### Exercise aim
Retype each entry below exactly as it stands.

Extracted material: Begin

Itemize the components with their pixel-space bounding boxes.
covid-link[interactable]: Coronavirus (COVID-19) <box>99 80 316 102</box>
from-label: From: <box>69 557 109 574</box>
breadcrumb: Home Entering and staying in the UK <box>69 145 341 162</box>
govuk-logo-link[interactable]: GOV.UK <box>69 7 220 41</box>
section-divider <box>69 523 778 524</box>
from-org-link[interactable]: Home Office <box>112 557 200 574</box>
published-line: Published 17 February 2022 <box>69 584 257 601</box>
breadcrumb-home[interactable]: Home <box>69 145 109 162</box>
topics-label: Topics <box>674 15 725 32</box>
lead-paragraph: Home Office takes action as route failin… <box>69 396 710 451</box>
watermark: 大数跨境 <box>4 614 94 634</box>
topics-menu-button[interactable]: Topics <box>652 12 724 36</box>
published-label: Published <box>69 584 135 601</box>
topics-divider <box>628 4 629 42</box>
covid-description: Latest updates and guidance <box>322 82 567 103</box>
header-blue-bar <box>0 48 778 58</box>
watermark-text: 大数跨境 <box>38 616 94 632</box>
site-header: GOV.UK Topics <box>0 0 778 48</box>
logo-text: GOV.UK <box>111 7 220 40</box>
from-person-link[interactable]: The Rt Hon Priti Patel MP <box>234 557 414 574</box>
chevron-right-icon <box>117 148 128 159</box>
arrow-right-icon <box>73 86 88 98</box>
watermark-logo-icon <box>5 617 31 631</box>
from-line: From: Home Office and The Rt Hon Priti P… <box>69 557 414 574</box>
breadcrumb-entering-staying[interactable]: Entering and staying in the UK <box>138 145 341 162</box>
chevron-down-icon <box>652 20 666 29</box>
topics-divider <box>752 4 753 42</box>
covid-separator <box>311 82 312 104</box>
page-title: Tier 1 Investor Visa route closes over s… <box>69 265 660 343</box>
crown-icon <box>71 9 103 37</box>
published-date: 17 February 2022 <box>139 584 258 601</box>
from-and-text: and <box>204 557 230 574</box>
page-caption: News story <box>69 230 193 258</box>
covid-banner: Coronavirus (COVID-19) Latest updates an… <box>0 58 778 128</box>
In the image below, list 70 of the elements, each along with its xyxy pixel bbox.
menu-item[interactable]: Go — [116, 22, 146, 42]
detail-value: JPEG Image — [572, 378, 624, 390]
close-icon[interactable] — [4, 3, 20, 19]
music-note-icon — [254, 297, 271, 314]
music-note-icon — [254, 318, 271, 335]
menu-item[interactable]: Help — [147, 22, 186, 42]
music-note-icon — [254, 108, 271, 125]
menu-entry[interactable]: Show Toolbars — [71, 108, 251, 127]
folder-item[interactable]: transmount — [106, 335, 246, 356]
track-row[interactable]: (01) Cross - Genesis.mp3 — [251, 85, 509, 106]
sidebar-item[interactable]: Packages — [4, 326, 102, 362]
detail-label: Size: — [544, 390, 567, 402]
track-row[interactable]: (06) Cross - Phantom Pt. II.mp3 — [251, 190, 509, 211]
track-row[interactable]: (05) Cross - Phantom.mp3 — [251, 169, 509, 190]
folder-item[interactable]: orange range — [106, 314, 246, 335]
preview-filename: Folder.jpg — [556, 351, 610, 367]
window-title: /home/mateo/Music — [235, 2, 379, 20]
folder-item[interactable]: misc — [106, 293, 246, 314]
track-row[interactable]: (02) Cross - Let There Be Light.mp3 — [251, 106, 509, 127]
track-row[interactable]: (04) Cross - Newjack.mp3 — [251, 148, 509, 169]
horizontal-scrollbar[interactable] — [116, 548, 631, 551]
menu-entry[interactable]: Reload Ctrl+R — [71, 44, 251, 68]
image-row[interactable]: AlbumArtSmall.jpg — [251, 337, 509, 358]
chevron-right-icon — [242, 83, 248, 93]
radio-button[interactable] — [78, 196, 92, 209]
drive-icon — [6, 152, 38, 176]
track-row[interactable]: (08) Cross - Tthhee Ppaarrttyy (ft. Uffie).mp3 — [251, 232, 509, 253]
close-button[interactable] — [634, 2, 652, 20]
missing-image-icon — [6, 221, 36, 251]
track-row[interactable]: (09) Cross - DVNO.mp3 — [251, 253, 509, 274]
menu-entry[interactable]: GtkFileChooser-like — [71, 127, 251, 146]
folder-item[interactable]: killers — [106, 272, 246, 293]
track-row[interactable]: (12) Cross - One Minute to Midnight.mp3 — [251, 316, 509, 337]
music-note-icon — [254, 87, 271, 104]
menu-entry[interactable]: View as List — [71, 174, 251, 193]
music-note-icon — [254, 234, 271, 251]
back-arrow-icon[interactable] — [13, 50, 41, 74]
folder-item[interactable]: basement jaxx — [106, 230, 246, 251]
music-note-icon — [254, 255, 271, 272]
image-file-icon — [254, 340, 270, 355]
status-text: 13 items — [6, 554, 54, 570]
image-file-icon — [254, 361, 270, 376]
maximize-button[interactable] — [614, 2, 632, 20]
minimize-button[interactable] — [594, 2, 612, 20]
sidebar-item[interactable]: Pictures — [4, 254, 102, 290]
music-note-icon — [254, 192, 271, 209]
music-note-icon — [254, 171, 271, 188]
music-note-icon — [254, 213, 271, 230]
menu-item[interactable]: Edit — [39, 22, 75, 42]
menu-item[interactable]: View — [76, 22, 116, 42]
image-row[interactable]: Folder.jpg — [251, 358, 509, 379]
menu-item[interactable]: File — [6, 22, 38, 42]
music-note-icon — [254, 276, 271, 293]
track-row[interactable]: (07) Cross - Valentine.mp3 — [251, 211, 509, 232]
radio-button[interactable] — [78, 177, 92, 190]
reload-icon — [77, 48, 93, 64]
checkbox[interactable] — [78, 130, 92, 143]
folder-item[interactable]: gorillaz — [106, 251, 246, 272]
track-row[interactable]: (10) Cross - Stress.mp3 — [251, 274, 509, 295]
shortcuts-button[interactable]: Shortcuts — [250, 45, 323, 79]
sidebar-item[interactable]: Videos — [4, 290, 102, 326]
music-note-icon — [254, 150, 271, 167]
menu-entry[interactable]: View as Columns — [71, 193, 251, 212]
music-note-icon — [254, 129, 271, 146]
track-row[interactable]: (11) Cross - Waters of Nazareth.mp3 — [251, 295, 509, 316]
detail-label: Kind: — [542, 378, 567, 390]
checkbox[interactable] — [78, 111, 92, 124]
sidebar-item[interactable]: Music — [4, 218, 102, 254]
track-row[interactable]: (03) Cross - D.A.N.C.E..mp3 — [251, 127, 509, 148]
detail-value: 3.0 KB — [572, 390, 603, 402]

Extracted material: End

### Response to the exercise
Itemize the components with their pixel-space bounding boxes.
covid-link[interactable]: Coronavirus (COVID-19) <box>99 80 316 102</box>
from-label: From: <box>69 557 109 574</box>
breadcrumb: Home Entering and staying in the UK <box>69 145 341 162</box>
govuk-logo-link[interactable]: GOV.UK <box>69 7 220 41</box>
section-divider <box>69 523 778 524</box>
from-org-link[interactable]: Home Office <box>112 557 200 574</box>
published-line: Published 17 February 2022 <box>69 584 257 601</box>
breadcrumb-home[interactable]: Home <box>69 145 109 162</box>
topics-label: Topics <box>674 15 725 32</box>
lead-paragraph: Home Office takes action as route failin… <box>69 396 710 451</box>
watermark: 大数跨境 <box>4 614 94 634</box>
topics-menu-button[interactable]: Topics <box>652 12 724 36</box>
published-label: Published <box>69 584 135 601</box>
topics-divider <box>628 4 629 42</box>
covid-description: Latest updates and guidance <box>322 82 567 103</box>
header-blue-bar <box>0 48 778 58</box>
watermark-text: 大数跨境 <box>38 616 94 632</box>
site-header: GOV.UK Topics <box>0 0 778 48</box>
logo-text: GOV.UK <box>111 7 220 40</box>
from-person-link[interactable]: The Rt Hon Priti Patel MP <box>234 557 414 574</box>
chevron-right-icon <box>117 148 128 159</box>
arrow-right-icon <box>73 86 88 98</box>
watermark-logo-icon <box>5 617 31 631</box>
from-line: From: Home Office and The Rt Hon Priti P… <box>69 557 414 574</box>
breadcrumb-entering-staying[interactable]: Entering and staying in the UK <box>138 145 341 162</box>
chevron-down-icon <box>652 20 666 29</box>
topics-divider <box>752 4 753 42</box>
covid-separator <box>311 82 312 104</box>
page-title: Tier 1 Investor Visa route closes over s… <box>69 265 660 343</box>
crown-icon <box>71 9 103 37</box>
published-date: 17 February 2022 <box>139 584 258 601</box>
from-and-text: and <box>204 557 230 574</box>
page-caption: News story <box>69 230 193 258</box>
covid-banner: Coronavirus (COVID-19) Latest updates an… <box>0 58 778 128</box>
In the image below, list 70 of the elements, each along with its xyxy pixel bbox.
menu-item[interactable]: Go — [116, 22, 146, 42]
detail-value: JPEG Image — [572, 378, 624, 390]
close-icon[interactable] — [4, 3, 20, 19]
music-note-icon — [254, 297, 271, 314]
music-note-icon — [254, 318, 271, 335]
menu-item[interactable]: Help — [147, 22, 186, 42]
music-note-icon — [254, 108, 271, 125]
menu-entry[interactable]: Show Toolbars — [71, 108, 251, 127]
folder-item[interactable]: transmount — [106, 335, 246, 356]
track-row[interactable]: (01) Cross - Genesis.mp3 — [251, 85, 509, 106]
sidebar-item[interactable]: Packages — [4, 326, 102, 362]
detail-label: Size: — [544, 390, 567, 402]
track-row[interactable]: (06) Cross - Phantom Pt. II.mp3 — [251, 190, 509, 211]
track-row[interactable]: (05) Cross - Phantom.mp3 — [251, 169, 509, 190]
folder-item[interactable]: orange range — [106, 314, 246, 335]
preview-filename: Folder.jpg — [556, 351, 610, 367]
window-title: /home/mateo/Music — [235, 2, 379, 20]
folder-item[interactable]: misc — [106, 293, 246, 314]
track-row[interactable]: (02) Cross - Let There Be Light.mp3 — [251, 106, 509, 127]
track-row[interactable]: (04) Cross - Newjack.mp3 — [251, 148, 509, 169]
horizontal-scrollbar[interactable] — [116, 548, 631, 551]
menu-entry[interactable]: Reload Ctrl+R — [71, 44, 251, 68]
image-row[interactable]: AlbumArtSmall.jpg — [251, 337, 509, 358]
chevron-right-icon — [242, 83, 248, 93]
radio-button[interactable] — [78, 196, 92, 209]
drive-icon — [6, 152, 38, 176]
track-row[interactable]: (08) Cross - Tthhee Ppaarrttyy (ft. Uffie).mp3 — [251, 232, 509, 253]
close-button[interactable] — [634, 2, 652, 20]
missing-image-icon — [6, 221, 36, 251]
track-row[interactable]: (09) Cross - DVNO.mp3 — [251, 253, 509, 274]
menu-entry[interactable]: GtkFileChooser-like — [71, 127, 251, 146]
folder-item[interactable]: killers — [106, 272, 246, 293]
track-row[interactable]: (12) Cross - One Minute to Midnight.mp3 — [251, 316, 509, 337]
music-note-icon — [254, 87, 271, 104]
menu-entry[interactable]: View as List — [71, 174, 251, 193]
music-note-icon — [254, 234, 271, 251]
back-arrow-icon[interactable] — [13, 50, 41, 74]
folder-item[interactable]: basement jaxx — [106, 230, 246, 251]
music-note-icon — [254, 255, 271, 272]
image-file-icon — [254, 340, 270, 355]
status-text: 13 items — [6, 554, 54, 570]
image-file-icon — [254, 361, 270, 376]
maximize-button[interactable] — [614, 2, 632, 20]
minimize-button[interactable] — [594, 2, 612, 20]
sidebar-item[interactable]: Pictures — [4, 254, 102, 290]
music-note-icon — [254, 192, 271, 209]
music-note-icon — [254, 171, 271, 188]
music-note-icon — [254, 213, 271, 230]
menu-item[interactable]: Edit — [39, 22, 75, 42]
menu-item[interactable]: View — [76, 22, 116, 42]
image-row[interactable]: Folder.jpg — [251, 358, 509, 379]
menu-item[interactable]: File — [6, 22, 38, 42]
music-note-icon — [254, 276, 271, 293]
track-row[interactable]: (07) Cross - Valentine.mp3 — [251, 211, 509, 232]
radio-button[interactable] — [78, 177, 92, 190]
reload-icon — [77, 48, 93, 64]
checkbox[interactable] — [78, 130, 92, 143]
folder-item[interactable]: gorillaz — [106, 251, 246, 272]
track-row[interactable]: (10) Cross - Stress.mp3 — [251, 274, 509, 295]
shortcuts-button[interactable]: Shortcuts — [250, 45, 323, 79]
sidebar-item[interactable]: Videos — [4, 290, 102, 326]
music-note-icon — [254, 150, 271, 167]
menu-entry[interactable]: View as Columns — [71, 193, 251, 212]
music-note-icon — [254, 129, 271, 146]
track-row[interactable]: (11) Cross - Waters of Nazareth.mp3 — [251, 295, 509, 316]
detail-label: Kind: — [542, 378, 567, 390]
checkbox[interactable] — [78, 111, 92, 124]
sidebar-item[interactable]: Music — [4, 218, 102, 254]
track-row[interactable]: (03) Cross - D.A.N.C.E..mp3 — [251, 127, 509, 148]
detail-value: 3.0 KB — [572, 390, 603, 402]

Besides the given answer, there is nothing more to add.